[start]

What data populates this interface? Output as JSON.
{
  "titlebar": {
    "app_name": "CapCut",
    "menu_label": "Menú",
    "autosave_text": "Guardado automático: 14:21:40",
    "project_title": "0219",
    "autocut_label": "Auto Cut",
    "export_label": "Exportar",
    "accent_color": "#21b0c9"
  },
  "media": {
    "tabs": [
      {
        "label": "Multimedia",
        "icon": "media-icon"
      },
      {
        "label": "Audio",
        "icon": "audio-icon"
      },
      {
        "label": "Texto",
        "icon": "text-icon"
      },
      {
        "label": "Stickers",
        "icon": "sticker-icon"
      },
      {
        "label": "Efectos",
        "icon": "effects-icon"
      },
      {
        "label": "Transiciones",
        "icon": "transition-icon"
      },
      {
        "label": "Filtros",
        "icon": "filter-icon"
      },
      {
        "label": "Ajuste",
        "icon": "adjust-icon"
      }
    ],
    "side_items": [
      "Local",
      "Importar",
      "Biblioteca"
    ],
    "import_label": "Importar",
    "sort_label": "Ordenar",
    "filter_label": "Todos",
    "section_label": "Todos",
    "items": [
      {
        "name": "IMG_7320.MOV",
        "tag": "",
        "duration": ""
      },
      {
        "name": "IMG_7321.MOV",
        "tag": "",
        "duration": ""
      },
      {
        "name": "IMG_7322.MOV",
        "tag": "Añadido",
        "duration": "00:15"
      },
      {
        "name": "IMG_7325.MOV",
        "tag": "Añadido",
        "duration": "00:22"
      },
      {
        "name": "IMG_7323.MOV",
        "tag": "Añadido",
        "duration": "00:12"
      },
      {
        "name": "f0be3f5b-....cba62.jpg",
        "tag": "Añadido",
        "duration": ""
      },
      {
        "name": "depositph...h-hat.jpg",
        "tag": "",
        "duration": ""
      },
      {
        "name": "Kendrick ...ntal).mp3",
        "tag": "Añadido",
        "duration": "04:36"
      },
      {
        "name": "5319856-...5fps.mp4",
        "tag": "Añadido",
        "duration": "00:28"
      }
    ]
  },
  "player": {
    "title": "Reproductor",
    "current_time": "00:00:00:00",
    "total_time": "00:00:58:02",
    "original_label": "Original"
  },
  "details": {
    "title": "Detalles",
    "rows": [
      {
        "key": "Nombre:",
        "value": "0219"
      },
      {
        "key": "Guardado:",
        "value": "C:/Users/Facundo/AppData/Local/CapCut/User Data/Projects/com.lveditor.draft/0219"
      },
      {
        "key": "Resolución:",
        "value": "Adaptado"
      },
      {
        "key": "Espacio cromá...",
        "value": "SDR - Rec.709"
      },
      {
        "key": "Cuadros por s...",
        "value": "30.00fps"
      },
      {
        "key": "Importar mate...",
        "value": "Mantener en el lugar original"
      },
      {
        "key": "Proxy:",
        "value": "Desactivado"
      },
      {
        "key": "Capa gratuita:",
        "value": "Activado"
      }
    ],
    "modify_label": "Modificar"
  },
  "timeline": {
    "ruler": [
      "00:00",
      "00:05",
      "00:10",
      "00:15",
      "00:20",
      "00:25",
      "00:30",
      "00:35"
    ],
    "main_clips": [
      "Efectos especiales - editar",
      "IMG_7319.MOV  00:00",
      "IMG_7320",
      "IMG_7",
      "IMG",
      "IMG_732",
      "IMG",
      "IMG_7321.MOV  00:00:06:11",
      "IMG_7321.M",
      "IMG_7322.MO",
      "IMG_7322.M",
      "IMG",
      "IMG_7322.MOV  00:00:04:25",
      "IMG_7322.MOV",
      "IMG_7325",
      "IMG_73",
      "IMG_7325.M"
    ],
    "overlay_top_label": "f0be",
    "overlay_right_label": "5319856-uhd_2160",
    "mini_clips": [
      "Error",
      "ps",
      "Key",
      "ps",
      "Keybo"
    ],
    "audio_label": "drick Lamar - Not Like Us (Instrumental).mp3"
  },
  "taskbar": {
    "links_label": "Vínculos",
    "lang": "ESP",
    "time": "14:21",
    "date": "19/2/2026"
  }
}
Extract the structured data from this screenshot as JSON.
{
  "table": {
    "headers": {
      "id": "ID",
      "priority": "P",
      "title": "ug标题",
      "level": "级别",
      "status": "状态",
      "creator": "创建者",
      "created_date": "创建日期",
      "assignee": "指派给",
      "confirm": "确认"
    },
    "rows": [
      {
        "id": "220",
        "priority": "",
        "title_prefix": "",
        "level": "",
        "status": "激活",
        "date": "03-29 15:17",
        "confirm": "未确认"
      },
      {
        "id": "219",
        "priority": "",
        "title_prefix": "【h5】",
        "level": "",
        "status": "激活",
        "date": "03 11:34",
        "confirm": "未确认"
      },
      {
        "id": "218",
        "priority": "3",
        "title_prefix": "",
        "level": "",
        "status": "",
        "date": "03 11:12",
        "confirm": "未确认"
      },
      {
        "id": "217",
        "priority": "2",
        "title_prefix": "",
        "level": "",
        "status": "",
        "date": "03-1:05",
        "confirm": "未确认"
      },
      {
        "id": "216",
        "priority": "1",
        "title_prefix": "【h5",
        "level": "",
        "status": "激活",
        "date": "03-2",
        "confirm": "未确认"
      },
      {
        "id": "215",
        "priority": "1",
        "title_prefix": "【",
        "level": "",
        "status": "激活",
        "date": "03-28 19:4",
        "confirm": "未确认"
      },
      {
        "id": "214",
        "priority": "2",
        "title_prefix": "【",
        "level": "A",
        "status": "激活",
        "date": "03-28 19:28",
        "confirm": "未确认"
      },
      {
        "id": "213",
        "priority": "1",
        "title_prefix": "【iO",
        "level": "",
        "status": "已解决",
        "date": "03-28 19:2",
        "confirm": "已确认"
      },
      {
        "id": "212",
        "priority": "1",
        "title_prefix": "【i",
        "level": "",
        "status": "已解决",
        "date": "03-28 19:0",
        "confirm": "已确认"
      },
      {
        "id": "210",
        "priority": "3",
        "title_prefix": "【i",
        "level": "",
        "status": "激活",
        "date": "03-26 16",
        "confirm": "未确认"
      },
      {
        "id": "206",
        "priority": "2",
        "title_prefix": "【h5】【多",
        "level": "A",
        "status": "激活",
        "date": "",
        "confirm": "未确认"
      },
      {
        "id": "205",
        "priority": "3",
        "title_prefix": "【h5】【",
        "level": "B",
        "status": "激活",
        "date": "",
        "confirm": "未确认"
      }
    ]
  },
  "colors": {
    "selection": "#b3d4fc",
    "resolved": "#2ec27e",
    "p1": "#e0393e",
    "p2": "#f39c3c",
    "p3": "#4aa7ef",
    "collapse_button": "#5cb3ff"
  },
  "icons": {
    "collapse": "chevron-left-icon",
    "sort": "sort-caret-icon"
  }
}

[end]

What the exercise asks
Print the whole listing again, exactly.

The solution
What data populates this interface? Output as JSON.
{
  "titlebar": {
    "app_name": "CapCut",
    "menu_label": "Menú",
    "autosave_text": "Guardado automático: 14:21:40",
    "project_title": "0219",
    "autocut_label": "Auto Cut",
    "export_label": "Exportar",
    "accent_color": "#21b0c9"
  },
  "media": {
    "tabs": [
      {
        "label": "Multimedia",
        "icon": "media-icon"
      },
      {
        "label": "Audio",
        "icon": "audio-icon"
      },
      {
        "label": "Texto",
        "icon": "text-icon"
      },
      {
        "label": "Stickers",
        "icon": "sticker-icon"
      },
      {
        "label": "Efectos",
        "icon": "effects-icon"
      },
      {
        "label": "Transiciones",
        "icon": "transition-icon"
      },
      {
        "label": "Filtros",
        "icon": "filter-icon"
      },
      {
        "label": "Ajuste",
        "icon": "adjust-icon"
      }
    ],
    "side_items": [
      "Local",
      "Importar",
      "Biblioteca"
    ],
    "import_label": "Importar",
    "sort_label": "Ordenar",
    "filter_label": "Todos",
    "section_label": "Todos",
    "items": [
      {
        "name": "IMG_7320.MOV",
        "tag": "",
        "duration": ""
      },
      {
        "name": "IMG_7321.MOV",
        "tag": "",
        "duration": ""
      },
      {
        "name": "IMG_7322.MOV",
        "tag": "Añadido",
        "duration": "00:15"
      },
      {
        "name": "IMG_7325.MOV",
        "tag": "Añadido",
        "duration": "00:22"
      },
      {
        "name": "IMG_7323.MOV",
        "tag": "Añadido",
        "duration": "00:12"
      },
      {
        "name": "f0be3f5b-....cba62.jpg",
        "tag": "Añadido",
        "duration": ""
      },
      {
        "name": "depositph...h-hat.jpg",
        "tag": "",
        "duration": ""
      },
      {
        "name": "Kendrick ...ntal).mp3",
        "tag": "Añadido",
        "duration": "04:36"
      },
      {
        "name": "5319856-...5fps.mp4",
        "tag": "Añadido",
        "duration": "00:28"
      }
    ]
  },
  "player": {
    "title": "Reproductor",
    "current_time": "00:00:00:00",
    "total_time": "00:00:58:02",
    "original_label": "Original"
  },
  "details": {
    "title": "Detalles",
    "rows": [
      {
        "key": "Nombre:",
        "value": "0219"
      },
      {
        "key": "Guardado:",
        "value": "C:/Users/Facundo/AppData/Local/CapCut/User Data/Projects/com.lveditor.draft/0219"
      },
      {
        "key": "Resolución:",
        "value": "Adaptado"
      },
      {
        "key": "Espacio cromá...",
        "value": "SDR - Rec.709"
      },
      {
        "key": "Cuadros por s...",
        "value": "30.00fps"
      },
      {
        "key": "Importar mate...",
        "value": "Mantener en el lugar original"
      },
      {
        "key": "Proxy:",
        "value": "Desactivado"
      },
      {
        "key": "Capa gratuita:",
        "value": "Activado"
      }
    ],
    "modify_label": "Modificar"
  },
  "timeline": {
    "ruler": [
      "00:00",
      "00:05",
      "00:10",
      "00:15",
      "00:20",
      "00:25",
      "00:30",
      "00:35"
    ],
    "main_clips": [
      "Efectos especiales - editar",
      "IMG_7319.MOV  00:00",
      "IMG_7320",
      "IMG_7",
      "IMG",
      "IMG_732",
      "IMG",
      "IMG_7321.MOV  00:00:06:11",
      "IMG_7321.M",
      "IMG_7322.MO",
      "IMG_7322.M",
      "IMG",
      "IMG_7322.MOV  00:00:04:25",
      "IMG_7322.MOV",
      "IMG_7325",
      "IMG_73",
      "IMG_7325.M"
    ],
    "overlay_top_label": "f0be",
    "overlay_right_label": "5319856-uhd_2160",
    "mini_clips": [
      "Error",
      "ps",
      "Key",
      "ps",
      "Keybo"
    ],
    "audio_label": "drick Lamar - Not Like Us (Instrumental).mp3"
  },
  "taskbar": {
    "links_label": "Vínculos",
    "lang": "ESP",
    "time": "14:21",
    "date": "19/2/2026"
  }
}
Extract the structured data from this screenshot as JSON.
{
  "table": {
    "headers": {
      "id": "ID",
      "priority": "P",
      "title": "ug标题",
      "level": "级别",
      "status": "状态",
      "creator": "创建者",
      "created_date": "创建日期",
      "assignee": "指派给",
      "confirm": "确认"
    },
    "rows": [
      {
        "id": "220",
        "priority": "",
        "title_prefix": "",
        "level": "",
        "status": "激活",
        "date": "03-29 15:17",
        "confirm": "未确认"
      },
      {
        "id": "219",
        "priority": "",
        "title_prefix": "【h5】",
        "level": "",
        "status": "激活",
        "date": "03 11:34",
        "confirm": "未确认"
      },
      {
        "id": "218",
        "priority": "3",
        "title_prefix": "",
        "level": "",
        "status": "",
        "date": "03 11:12",
        "confirm": "未确认"
      },
      {
        "id": "217",
        "priority": "2",
        "title_prefix": "",
        "level": "",
        "status": "",
        "date": "03-1:05",
        "confirm": "未确认"
      },
      {
        "id": "216",
        "priority": "1",
        "title_prefix": "【h5",
        "level": "",
        "status": "激活",
        "date": "03-2",
        "confirm": "未确认"
      },
      {
        "id": "215",
        "priority": "1",
        "title_prefix": "【",
        "level": "",
        "status": "激活",
        "date": "03-28 19:4",
        "confirm": "未确认"
      },
      {
        "id": "214",
        "priority": "2",
        "title_prefix": "【",
        "level": "A",
        "status": "激活",
        "date": "03-28 19:28",
        "confirm": "未确认"
      },
      {
        "id": "213",
        "priority": "1",
        "title_prefix": "【iO",
        "level": "",
        "status": "已解决",
        "date": "03-28 19:2",
        "confirm": "已确认"
      },
      {
        "id": "212",
        "priority": "1",
        "title_prefix": "【i",
        "level": "",
        "status": "已解决",
        "date": "03-28 19:0",
        "confirm": "已确认"
      },
      {
        "id": "210",
        "priority": "3",
        "title_prefix": "【i",
        "level": "",
        "status": "激活",
        "date": "03-26 16",
        "confirm": "未确认"
      },
      {
        "id": "206",
        "priority": "2",
        "title_prefix": "【h5】【多",
        "level": "A",
        "status": "激活",
        "date": "",
        "confirm": "未确认"
      },
      {
        "id": "205",
        "priority": "3",
        "title_prefix": "【h5】【",
        "level": "B",
        "status": "激活",
        "date": "",
        "confirm": "未确认"
      }
    ]
  },
  "colors": {
    "selection": "#b3d4fc",
    "resolved": "#2ec27e",
    "p1": "#e0393e",
    "p2": "#f39c3c",
    "p3": "#4aa7ef",
    "collapse_button": "#5cb3ff"
  },
  "icons": {
    "collapse": "chevron-left-icon",
    "sort": "sort-caret-icon"
  }
}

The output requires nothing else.